## Stored items

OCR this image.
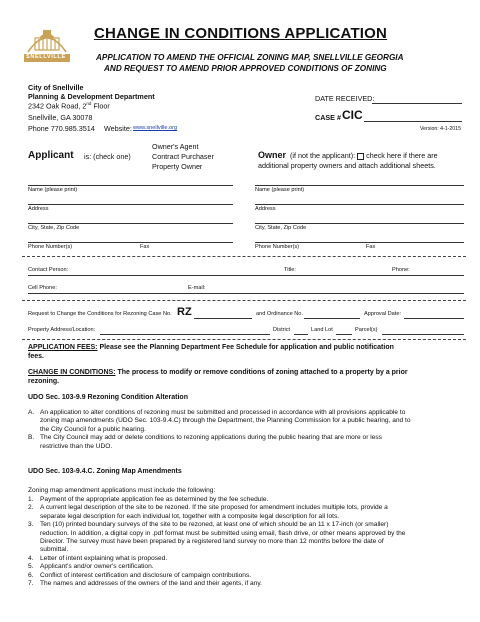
SNELLVILLE
CHANGE IN CONDITIONS APPLICATION
APPLICATION TO AMEND THE OFFICIAL ZONING MAP, SNELLVILLE GEORGIA
AND REQUEST TO AMEND PRIOR APPROVED CONDITIONS OF ZONING
City of Snellville
Planning & Development Department
2342 Oak Road, 2nd Floor
Snellville, GA 30078
Phone 770.985.3514 Website: www.snellville.org
DATE RECEIVED:
CASE # CIC
Version: 4-1-2015
Applicant is: (check one)
Owner's Agent
Contract Purchaser
Property Owner
Owner (if not the applicant): check here if there are
additional property owners and attach additional sheets.
Name (please print)
Address
City, State, Zip Code
Phone Number(s)	Fax
Name (please print)
Address
City, State, Zip Code
Phone Number(s)	Fax
Contact Person:	Title:	Phone:
Cell Phone:	E-mail:
Request to Change the Conditions for Rezoning Case No. RZ	and Ordinance No.	Approval Date:
Property Address/Location:	District	Land Lot	Parcel(s)
APPLICATION FEES: Please see the Planning Department Fee Schedule for application and public notification
fees.
CHANGE IN CONDITIONS: The process to modify or remove conditions of zoning attached to a property by a prior
rezoning.
UDO Sec. 103-9.9 Rezoning Condition Alteration
A. An application to alter conditions of rezoning must be submitted and processed in accordance with all provisions applicable to
zoning map amendments (UDO Sec. 103-9.4.C) through the Department, the Planning Commission for a public hearing, and to
the City Council for a public hearing.
B. The City Council may add or delete conditions to rezoning applications during the public hearing that are more or less
restrictive than the UDO.
UDO Sec. 103-9.4.C. Zoning Map Amendments
Zoning map amendment applications must include the following:
1. Payment of the appropriate application fee as determined by the fee schedule.
2. A current legal description of the site to be rezoned. If the site proposed for amendment includes multiple lots, provide a
separate legal description for each individual lot, together with a composite legal description for all lots.
3. Ten (10) printed boundary surveys of the site to be rezoned, at least one of which should be an 11 x 17-inch (or smaller)
reduction. In addition, a digital copy in .pdf format must be submitted using email, flash drive, or other means approved by the
Director. The survey must have been prepared by a registered land survey no more than 12 months before the date of
submittal.
4. Letter of intent explaining what is proposed.
5. Applicant's and/or owner's certification.
6. Conflict of interest certification and disclosure of campaign contributions.
7. The names and addresses of the owners of the land and their agents, if any.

## Task to complete
Pictures are to be left out; the records above must be repeated word for word.

## Solution
OCR this image.
SNELLVILLE
CHANGE IN CONDITIONS APPLICATION
APPLICATION TO AMEND THE OFFICIAL ZONING MAP, SNELLVILLE GEORGIA
AND REQUEST TO AMEND PRIOR APPROVED CONDITIONS OF ZONING
City of Snellville
Planning & Development Department
2342 Oak Road, 2nd Floor
Snellville, GA 30078
Phone 770.985.3514 Website: www.snellville.org
DATE RECEIVED:
CASE # CIC
Version: 4-1-2015
Applicant is: (check one)
Owner's Agent
Contract Purchaser
Property Owner
Owner (if not the applicant): check here if there are
additional property owners and attach additional sheets.
Name (please print)
Address
City, State, Zip Code
Phone Number(s)	Fax
Name (please print)
Address
City, State, Zip Code
Phone Number(s)	Fax
Contact Person:	Title:	Phone:
Cell Phone:	E-mail:
Request to Change the Conditions for Rezoning Case No. RZ	and Ordinance No.	Approval Date:
Property Address/Location:	District	Land Lot	Parcel(s)
APPLICATION FEES: Please see the Planning Department Fee Schedule for application and public notification
fees.
CHANGE IN CONDITIONS: The process to modify or remove conditions of zoning attached to a property by a prior
rezoning.
UDO Sec. 103-9.9 Rezoning Condition Alteration
A. An application to alter conditions of rezoning must be submitted and processed in accordance with all provisions applicable to
zoning map amendments (UDO Sec. 103-9.4.C) through the Department, the Planning Commission for a public hearing, and to
the City Council for a public hearing.
B. The City Council may add or delete conditions to rezoning applications during the public hearing that are more or less
restrictive than the UDO.
UDO Sec. 103-9.4.C. Zoning Map Amendments
Zoning map amendment applications must include the following:
1. Payment of the appropriate application fee as determined by the fee schedule.
2. A current legal description of the site to be rezoned. If the site proposed for amendment includes multiple lots, provide a
separate legal description for each individual lot, together with a composite legal description for all lots.
3. Ten (10) printed boundary surveys of the site to be rezoned, at least one of which should be an 11 x 17-inch (or smaller)
reduction. In addition, a digital copy in .pdf format must be submitted using email, flash drive, or other means approved by the
Director. The survey must have been prepared by a registered land survey no more than 12 months before the date of
submittal.
4. Letter of intent explaining what is proposed.
5. Applicant's and/or owner's certification.
6. Conflict of interest certification and disclosure of campaign contributions.
7. The names and addresses of the owners of the land and their agents, if any.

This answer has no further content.